>> Start

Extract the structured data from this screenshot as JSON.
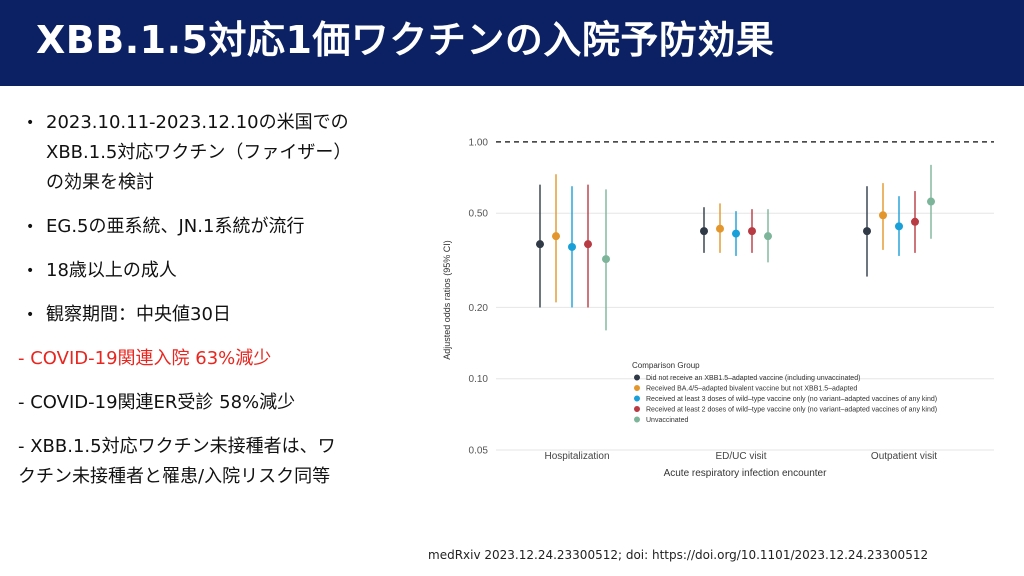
{
  "header": {
    "title": "XBB.1.5対応1価ワクチンの入院予防効果",
    "bg_color": "#0b2163"
  },
  "bullets": [
    {
      "lines": [
        "2023.10.11-2023.12.10の米国での",
        "XBB.1.5対応ワクチン（ファイザー）",
        "の効果を検討"
      ]
    },
    {
      "lines": [
        "EG.5の亜系統、JN.1系統が流行"
      ]
    },
    {
      "lines": [
        "18歳以上の成人"
      ]
    },
    {
      "lines": [
        "観察期間：中央値30日"
      ]
    }
  ],
  "dash_items": [
    {
      "lines": [
        "- COVID-19関連入院  63%減少"
      ],
      "highlight": true
    },
    {
      "lines": [
        "- COVID-19関連ER受診  58%減少"
      ],
      "highlight": false
    },
    {
      "lines": [
        "- XBB.1.5対応ワクチン未接種者は、ワ",
        "クチン未接種者と罹患/入院リスク同等"
      ],
      "highlight": false
    }
  ],
  "citation": "medRxiv 2023.12.24.23300512; doi: https://doi.org/10.1101/2023.12.24.23300512",
  "chart_data": {
    "type": "scatter",
    "subtype": "dot-and-whisker (log scale)",
    "title": "",
    "xlabel": "Acute respiratory infection encounter",
    "ylabel": "Adjusted odds ratios (95% CI)",
    "ylim": [
      0.05,
      1.1
    ],
    "yscale": "log",
    "yticks": [
      0.05,
      0.1,
      0.2,
      0.5,
      1.0
    ],
    "ytick_labels": [
      "0.05",
      "0.10",
      "0.20",
      "0.50",
      "1.00"
    ],
    "reference_line": 1.0,
    "categories": [
      "Hospitalization",
      "ED/UC visit",
      "Outpatient visit"
    ],
    "legend_title": "Comparison Group",
    "legend_position": "bottom-right",
    "series": [
      {
        "name": "Did not receive an XBB1.5–adapted vaccine (including unvaccinated)",
        "color": "#2f3a46",
        "points": [
          {
            "est": 0.37,
            "lo": 0.2,
            "hi": 0.66
          },
          {
            "est": 0.42,
            "lo": 0.34,
            "hi": 0.53
          },
          {
            "est": 0.42,
            "lo": 0.27,
            "hi": 0.65
          }
        ]
      },
      {
        "name": "Received BA.4/5–adapted bivalent vaccine but not XBB1.5–adapted",
        "color": "#e3962b",
        "points": [
          {
            "est": 0.4,
            "lo": 0.21,
            "hi": 0.73
          },
          {
            "est": 0.43,
            "lo": 0.34,
            "hi": 0.55
          },
          {
            "est": 0.49,
            "lo": 0.35,
            "hi": 0.67
          }
        ]
      },
      {
        "name": "Received at least 3 doses of wild–type vaccine only (no variant–adapted vaccines of any kind)",
        "color": "#1aa0d8",
        "points": [
          {
            "est": 0.36,
            "lo": 0.2,
            "hi": 0.65
          },
          {
            "est": 0.41,
            "lo": 0.33,
            "hi": 0.51
          },
          {
            "est": 0.44,
            "lo": 0.33,
            "hi": 0.59
          }
        ]
      },
      {
        "name": "Received at least 2 doses of wild–type vaccine only (no variant–adapted vaccines of any kind)",
        "color": "#b83a43",
        "points": [
          {
            "est": 0.37,
            "lo": 0.2,
            "hi": 0.66
          },
          {
            "est": 0.42,
            "lo": 0.34,
            "hi": 0.52
          },
          {
            "est": 0.46,
            "lo": 0.34,
            "hi": 0.62
          }
        ]
      },
      {
        "name": "Unvaccinated",
        "color": "#7db59a",
        "points": [
          {
            "est": 0.32,
            "lo": 0.16,
            "hi": 0.63
          },
          {
            "est": 0.4,
            "lo": 0.31,
            "hi": 0.52
          },
          {
            "est": 0.56,
            "lo": 0.39,
            "hi": 0.8
          }
        ]
      }
    ]
  }
}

>> End

WHAT THIS TASK INVOLVES >>
Repeat the records above exactly, leaving out any pictures they contain.

COMPLETE OUTPUT >>
Extract the structured data from this screenshot as JSON.
{
  "header": {
    "title": "XBB.1.5対応1価ワクチンの入院予防効果",
    "bg_color": "#0b2163"
  },
  "bullets": [
    {
      "lines": [
        "2023.10.11-2023.12.10の米国での",
        "XBB.1.5対応ワクチン（ファイザー）",
        "の効果を検討"
      ]
    },
    {
      "lines": [
        "EG.5の亜系統、JN.1系統が流行"
      ]
    },
    {
      "lines": [
        "18歳以上の成人"
      ]
    },
    {
      "lines": [
        "観察期間：中央値30日"
      ]
    }
  ],
  "dash_items": [
    {
      "lines": [
        "- COVID-19関連入院  63%減少"
      ],
      "highlight": true
    },
    {
      "lines": [
        "- COVID-19関連ER受診  58%減少"
      ],
      "highlight": false
    },
    {
      "lines": [
        "- XBB.1.5対応ワクチン未接種者は、ワ",
        "クチン未接種者と罹患/入院リスク同等"
      ],
      "highlight": false
    }
  ],
  "citation": "medRxiv 2023.12.24.23300512; doi: https://doi.org/10.1101/2023.12.24.23300512",
  "chart_data": {
    "type": "scatter",
    "subtype": "dot-and-whisker (log scale)",
    "title": "",
    "xlabel": "Acute respiratory infection encounter",
    "ylabel": "Adjusted odds ratios (95% CI)",
    "ylim": [
      0.05,
      1.1
    ],
    "yscale": "log",
    "yticks": [
      0.05,
      0.1,
      0.2,
      0.5,
      1.0
    ],
    "ytick_labels": [
      "0.05",
      "0.10",
      "0.20",
      "0.50",
      "1.00"
    ],
    "reference_line": 1.0,
    "categories": [
      "Hospitalization",
      "ED/UC visit",
      "Outpatient visit"
    ],
    "legend_title": "Comparison Group",
    "legend_position": "bottom-right",
    "series": [
      {
        "name": "Did not receive an XBB1.5–adapted vaccine (including unvaccinated)",
        "color": "#2f3a46",
        "points": [
          {
            "est": 0.37,
            "lo": 0.2,
            "hi": 0.66
          },
          {
            "est": 0.42,
            "lo": 0.34,
            "hi": 0.53
          },
          {
            "est": 0.42,
            "lo": 0.27,
            "hi": 0.65
          }
        ]
      },
      {
        "name": "Received BA.4/5–adapted bivalent vaccine but not XBB1.5–adapted",
        "color": "#e3962b",
        "points": [
          {
            "est": 0.4,
            "lo": 0.21,
            "hi": 0.73
          },
          {
            "est": 0.43,
            "lo": 0.34,
            "hi": 0.55
          },
          {
            "est": 0.49,
            "lo": 0.35,
            "hi": 0.67
          }
        ]
      },
      {
        "name": "Received at least 3 doses of wild–type vaccine only (no variant–adapted vaccines of any kind)",
        "color": "#1aa0d8",
        "points": [
          {
            "est": 0.36,
            "lo": 0.2,
            "hi": 0.65
          },
          {
            "est": 0.41,
            "lo": 0.33,
            "hi": 0.51
          },
          {
            "est": 0.44,
            "lo": 0.33,
            "hi": 0.59
          }
        ]
      },
      {
        "name": "Received at least 2 doses of wild–type vaccine only (no variant–adapted vaccines of any kind)",
        "color": "#b83a43",
        "points": [
          {
            "est": 0.37,
            "lo": 0.2,
            "hi": 0.66
          },
          {
            "est": 0.42,
            "lo": 0.34,
            "hi": 0.52
          },
          {
            "est": 0.46,
            "lo": 0.34,
            "hi": 0.62
          }
        ]
      },
      {
        "name": "Unvaccinated",
        "color": "#7db59a",
        "points": [
          {
            "est": 0.32,
            "lo": 0.16,
            "hi": 0.63
          },
          {
            "est": 0.4,
            "lo": 0.31,
            "hi": 0.52
          },
          {
            "est": 0.56,
            "lo": 0.39,
            "hi": 0.8
          }
        ]
      }
    ]
  }
}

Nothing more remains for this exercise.